━━ STORED DATA ━━
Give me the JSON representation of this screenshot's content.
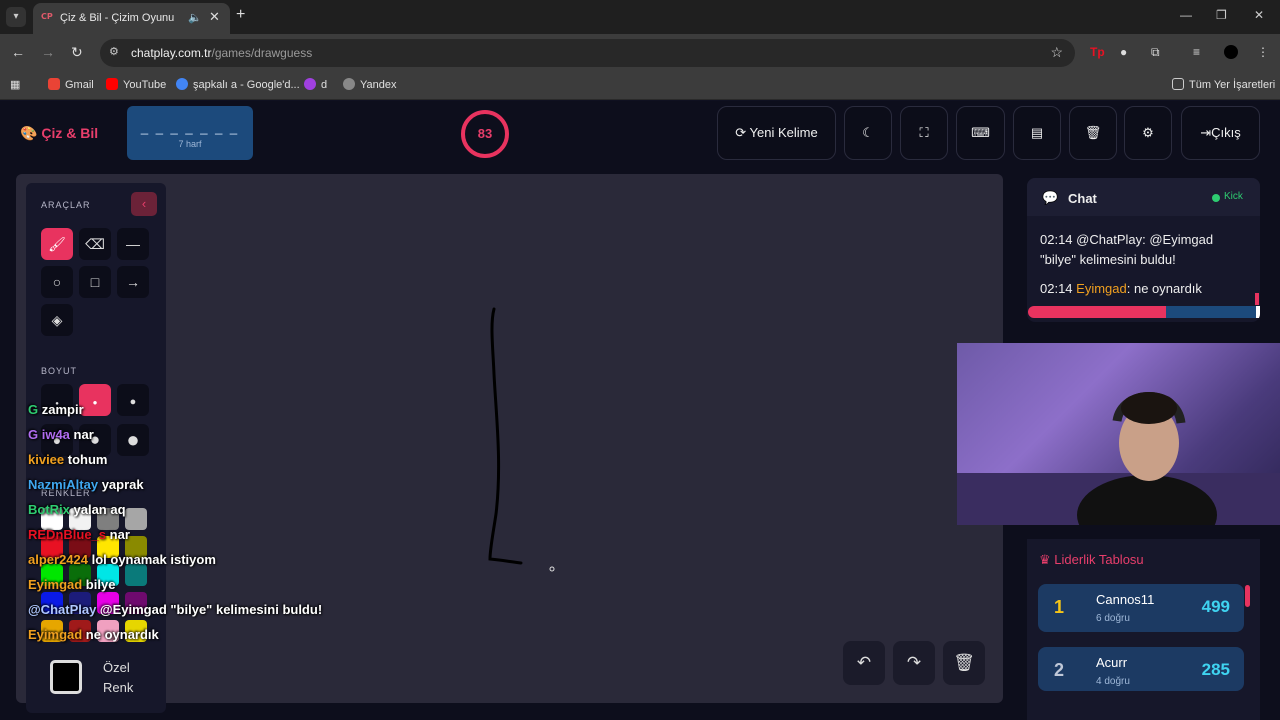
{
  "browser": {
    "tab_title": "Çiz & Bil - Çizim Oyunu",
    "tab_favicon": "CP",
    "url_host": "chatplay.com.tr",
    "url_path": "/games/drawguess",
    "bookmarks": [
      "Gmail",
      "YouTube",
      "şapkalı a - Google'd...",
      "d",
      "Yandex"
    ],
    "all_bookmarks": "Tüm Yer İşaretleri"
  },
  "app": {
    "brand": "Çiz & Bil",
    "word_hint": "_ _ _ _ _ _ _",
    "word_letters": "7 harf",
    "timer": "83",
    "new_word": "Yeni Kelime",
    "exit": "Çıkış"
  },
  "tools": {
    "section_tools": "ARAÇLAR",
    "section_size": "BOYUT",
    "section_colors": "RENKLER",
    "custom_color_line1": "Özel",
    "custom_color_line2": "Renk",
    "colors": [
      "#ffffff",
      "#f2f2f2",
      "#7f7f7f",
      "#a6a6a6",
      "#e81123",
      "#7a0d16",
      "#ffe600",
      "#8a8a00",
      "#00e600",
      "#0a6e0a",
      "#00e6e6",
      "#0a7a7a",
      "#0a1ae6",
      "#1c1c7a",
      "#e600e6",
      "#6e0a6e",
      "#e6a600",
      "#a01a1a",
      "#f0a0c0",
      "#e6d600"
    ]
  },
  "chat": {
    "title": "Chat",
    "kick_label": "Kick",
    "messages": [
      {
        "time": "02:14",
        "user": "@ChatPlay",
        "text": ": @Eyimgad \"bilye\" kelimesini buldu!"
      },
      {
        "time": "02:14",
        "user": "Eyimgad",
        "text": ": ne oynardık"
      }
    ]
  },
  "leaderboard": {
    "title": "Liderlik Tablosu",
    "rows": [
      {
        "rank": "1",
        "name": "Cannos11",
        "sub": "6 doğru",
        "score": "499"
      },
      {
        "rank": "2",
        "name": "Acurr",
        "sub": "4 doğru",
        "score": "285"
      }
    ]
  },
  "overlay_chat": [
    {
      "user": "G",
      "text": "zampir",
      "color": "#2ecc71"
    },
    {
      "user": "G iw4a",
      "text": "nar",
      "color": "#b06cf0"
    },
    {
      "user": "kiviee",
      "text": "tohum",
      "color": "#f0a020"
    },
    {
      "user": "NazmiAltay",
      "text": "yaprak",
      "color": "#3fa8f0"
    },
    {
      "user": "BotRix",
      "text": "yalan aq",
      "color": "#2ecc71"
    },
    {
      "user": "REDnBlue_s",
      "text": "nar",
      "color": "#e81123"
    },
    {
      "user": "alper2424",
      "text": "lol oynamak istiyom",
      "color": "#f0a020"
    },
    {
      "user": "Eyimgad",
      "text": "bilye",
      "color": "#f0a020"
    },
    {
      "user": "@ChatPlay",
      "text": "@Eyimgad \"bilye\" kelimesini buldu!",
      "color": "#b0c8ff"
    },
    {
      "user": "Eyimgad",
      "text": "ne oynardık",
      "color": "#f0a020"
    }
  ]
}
━━━
WHAT NEEDS TO BE DONE:
Copy out all lines from the material above that contain the string "Eyimgad".

OUTPUT:
        "text": ": @Eyimgad \"bilye\" kelimesini buldu!"
        "user": "Eyimgad",
      "user": "Eyimgad",
      "text": "@Eyimgad \"bilye\" kelimesini buldu!",
      "user": "Eyimgad",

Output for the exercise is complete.